• _Directions for this task_
In your copy, leave out the pictures and repeat the entries below exactly.

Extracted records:
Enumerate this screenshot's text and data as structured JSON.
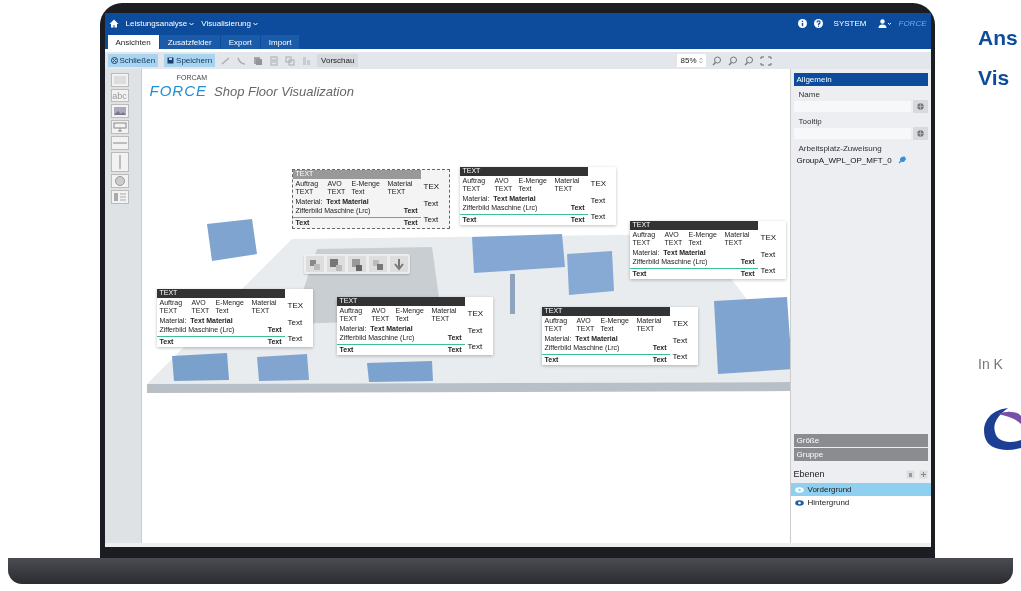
{
  "topbar": {
    "menus": [
      {
        "label": "Leistungsanalyse"
      },
      {
        "label": "Visualisierung"
      }
    ],
    "user": "SYSTEM",
    "brand": "FORCE"
  },
  "tabs": [
    {
      "label": "Ansichten",
      "selected": true
    },
    {
      "label": "Zusatzfelder",
      "selected": false
    },
    {
      "label": "Export",
      "selected": false
    },
    {
      "label": "Import",
      "selected": false
    }
  ],
  "toolbar": {
    "actions": [
      {
        "label": "Schließen"
      },
      {
        "label": "Speichern"
      }
    ],
    "tools": [
      {
        "disabled": true
      },
      {
        "disabled": true
      },
      {
        "disabled": true
      },
      {
        "disabled": true
      },
      {
        "disabled": true
      },
      {
        "disabled": true
      }
    ],
    "preview": "Vorschau",
    "zoom": "85%"
  },
  "palette": {
    "text_tool": "abc"
  },
  "canvas": {
    "brand_mark": "FORCAM",
    "brand": "FORCE",
    "title": "Shop Floor Visualization",
    "cards": [
      {
        "kind": "ghost",
        "header": "TEXT",
        "labels": [
          "Auftrag",
          "AVO",
          "E-Menge",
          "Material"
        ],
        "values": [
          "TEXT",
          "TEXT",
          "Text",
          "TEXT"
        ],
        "material": [
          "Material:",
          "Text Material"
        ],
        "machine": [
          "Zifferbild Maschine (Lrc)",
          "Text"
        ],
        "footer": [
          "Text",
          "Text"
        ],
        "side": [
          "TEX",
          "Text",
          "Text"
        ]
      },
      {
        "kind": "card",
        "header": "TEXT",
        "labels": [
          "Auftrag",
          "AVO",
          "E-Menge",
          "Material"
        ],
        "values": [
          "TEXT",
          "TEXT",
          "Text",
          "TEXT"
        ],
        "material": [
          "Material:",
          "Text Material"
        ],
        "machine": [
          "Zifferbild Maschine (Lrc)",
          "Text"
        ],
        "footer": [
          "Text",
          "Text"
        ],
        "side": [
          "TEX",
          "Text",
          "Text"
        ]
      },
      {
        "kind": "card",
        "header": "TEXT",
        "labels": [
          "Auftrag",
          "AVO",
          "E-Menge",
          "Material"
        ],
        "values": [
          "TEXT",
          "TEXT",
          "Text",
          "TEXT"
        ],
        "material": [
          "Material:",
          "Text Material"
        ],
        "machine": [
          "Zifferbild Maschine (Lrc)",
          "Text"
        ],
        "footer": [
          "Text",
          "Text"
        ],
        "side": [
          "TEX",
          "Text",
          "Text"
        ]
      },
      {
        "kind": "card",
        "header": "TEXT",
        "labels": [
          "Auftrag",
          "AVO",
          "E-Menge",
          "Material"
        ],
        "values": [
          "TEXT",
          "TEXT",
          "Text",
          "TEXT"
        ],
        "material": [
          "Material:",
          "Text Material"
        ],
        "machine": [
          "Zifferbild Maschine (Lrc)",
          "Text"
        ],
        "footer": [
          "Text",
          "Text"
        ],
        "side": [
          "TEX",
          "Text",
          "Text"
        ]
      },
      {
        "kind": "card",
        "header": "TEXT",
        "labels": [
          "Auftrag",
          "AVO",
          "E-Menge",
          "Material"
        ],
        "values": [
          "TEXT",
          "TEXT",
          "Text",
          "TEXT"
        ],
        "material": [
          "Material:",
          "Text Material"
        ],
        "machine": [
          "Zifferbild Maschine (Lrc)",
          "Text"
        ],
        "footer": [
          "Text",
          "Text"
        ],
        "side": [
          "TEX",
          "Text",
          "Text"
        ]
      },
      {
        "kind": "card",
        "header": "TEXT",
        "labels": [
          "Auftrag",
          "AVO",
          "E-Menge",
          "Material"
        ],
        "values": [
          "TEXT",
          "TEXT",
          "Text",
          "TEXT"
        ],
        "material": [
          "Material:",
          "Text Material"
        ],
        "machine": [
          "Zifferbild Maschine (Lrc)",
          "Text"
        ],
        "footer": [
          "Text",
          "Text"
        ],
        "side": [
          "TEX",
          "Text",
          "Text"
        ]
      }
    ]
  },
  "panel": {
    "header": "Allgemein",
    "fields": [
      {
        "label": "Name"
      },
      {
        "label": "Tooltip"
      }
    ],
    "assignment": {
      "label": "Arbeitsplatz-Zuweisung",
      "value": "GroupA_WPL_OP_MFT_0"
    },
    "sections": [
      "Größe",
      "Gruppe"
    ],
    "layers_title": "Ebenen",
    "layers": [
      {
        "label": "Vordergrund",
        "selected": true
      },
      {
        "label": "Hintergrund",
        "selected": false
      }
    ]
  },
  "promo": {
    "heading": [
      "Ans",
      "Vis"
    ],
    "text": "In K"
  }
}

• _Response below_
Enumerate this screenshot's text and data as structured JSON.
{
  "topbar": {
    "menus": [
      {
        "label": "Leistungsanalyse"
      },
      {
        "label": "Visualisierung"
      }
    ],
    "user": "SYSTEM",
    "brand": "FORCE"
  },
  "tabs": [
    {
      "label": "Ansichten",
      "selected": true
    },
    {
      "label": "Zusatzfelder",
      "selected": false
    },
    {
      "label": "Export",
      "selected": false
    },
    {
      "label": "Import",
      "selected": false
    }
  ],
  "toolbar": {
    "actions": [
      {
        "label": "Schließen"
      },
      {
        "label": "Speichern"
      }
    ],
    "tools": [
      {
        "disabled": true
      },
      {
        "disabled": true
      },
      {
        "disabled": true
      },
      {
        "disabled": true
      },
      {
        "disabled": true
      },
      {
        "disabled": true
      }
    ],
    "preview": "Vorschau",
    "zoom": "85%"
  },
  "palette": {
    "text_tool": "abc"
  },
  "canvas": {
    "brand_mark": "FORCAM",
    "brand": "FORCE",
    "title": "Shop Floor Visualization",
    "cards": [
      {
        "kind": "ghost",
        "header": "TEXT",
        "labels": [
          "Auftrag",
          "AVO",
          "E-Menge",
          "Material"
        ],
        "values": [
          "TEXT",
          "TEXT",
          "Text",
          "TEXT"
        ],
        "material": [
          "Material:",
          "Text Material"
        ],
        "machine": [
          "Zifferbild Maschine (Lrc)",
          "Text"
        ],
        "footer": [
          "Text",
          "Text"
        ],
        "side": [
          "TEX",
          "Text",
          "Text"
        ]
      },
      {
        "kind": "card",
        "header": "TEXT",
        "labels": [
          "Auftrag",
          "AVO",
          "E-Menge",
          "Material"
        ],
        "values": [
          "TEXT",
          "TEXT",
          "Text",
          "TEXT"
        ],
        "material": [
          "Material:",
          "Text Material"
        ],
        "machine": [
          "Zifferbild Maschine (Lrc)",
          "Text"
        ],
        "footer": [
          "Text",
          "Text"
        ],
        "side": [
          "TEX",
          "Text",
          "Text"
        ]
      },
      {
        "kind": "card",
        "header": "TEXT",
        "labels": [
          "Auftrag",
          "AVO",
          "E-Menge",
          "Material"
        ],
        "values": [
          "TEXT",
          "TEXT",
          "Text",
          "TEXT"
        ],
        "material": [
          "Material:",
          "Text Material"
        ],
        "machine": [
          "Zifferbild Maschine (Lrc)",
          "Text"
        ],
        "footer": [
          "Text",
          "Text"
        ],
        "side": [
          "TEX",
          "Text",
          "Text"
        ]
      },
      {
        "kind": "card",
        "header": "TEXT",
        "labels": [
          "Auftrag",
          "AVO",
          "E-Menge",
          "Material"
        ],
        "values": [
          "TEXT",
          "TEXT",
          "Text",
          "TEXT"
        ],
        "material": [
          "Material:",
          "Text Material"
        ],
        "machine": [
          "Zifferbild Maschine (Lrc)",
          "Text"
        ],
        "footer": [
          "Text",
          "Text"
        ],
        "side": [
          "TEX",
          "Text",
          "Text"
        ]
      },
      {
        "kind": "card",
        "header": "TEXT",
        "labels": [
          "Auftrag",
          "AVO",
          "E-Menge",
          "Material"
        ],
        "values": [
          "TEXT",
          "TEXT",
          "Text",
          "TEXT"
        ],
        "material": [
          "Material:",
          "Text Material"
        ],
        "machine": [
          "Zifferbild Maschine (Lrc)",
          "Text"
        ],
        "footer": [
          "Text",
          "Text"
        ],
        "side": [
          "TEX",
          "Text",
          "Text"
        ]
      },
      {
        "kind": "card",
        "header": "TEXT",
        "labels": [
          "Auftrag",
          "AVO",
          "E-Menge",
          "Material"
        ],
        "values": [
          "TEXT",
          "TEXT",
          "Text",
          "TEXT"
        ],
        "material": [
          "Material:",
          "Text Material"
        ],
        "machine": [
          "Zifferbild Maschine (Lrc)",
          "Text"
        ],
        "footer": [
          "Text",
          "Text"
        ],
        "side": [
          "TEX",
          "Text",
          "Text"
        ]
      }
    ]
  },
  "panel": {
    "header": "Allgemein",
    "fields": [
      {
        "label": "Name"
      },
      {
        "label": "Tooltip"
      }
    ],
    "assignment": {
      "label": "Arbeitsplatz-Zuweisung",
      "value": "GroupA_WPL_OP_MFT_0"
    },
    "sections": [
      "Größe",
      "Gruppe"
    ],
    "layers_title": "Ebenen",
    "layers": [
      {
        "label": "Vordergrund",
        "selected": true
      },
      {
        "label": "Hintergrund",
        "selected": false
      }
    ]
  },
  "promo": {
    "heading": [
      "Ans",
      "Vis"
    ],
    "text": "In K"
  }
}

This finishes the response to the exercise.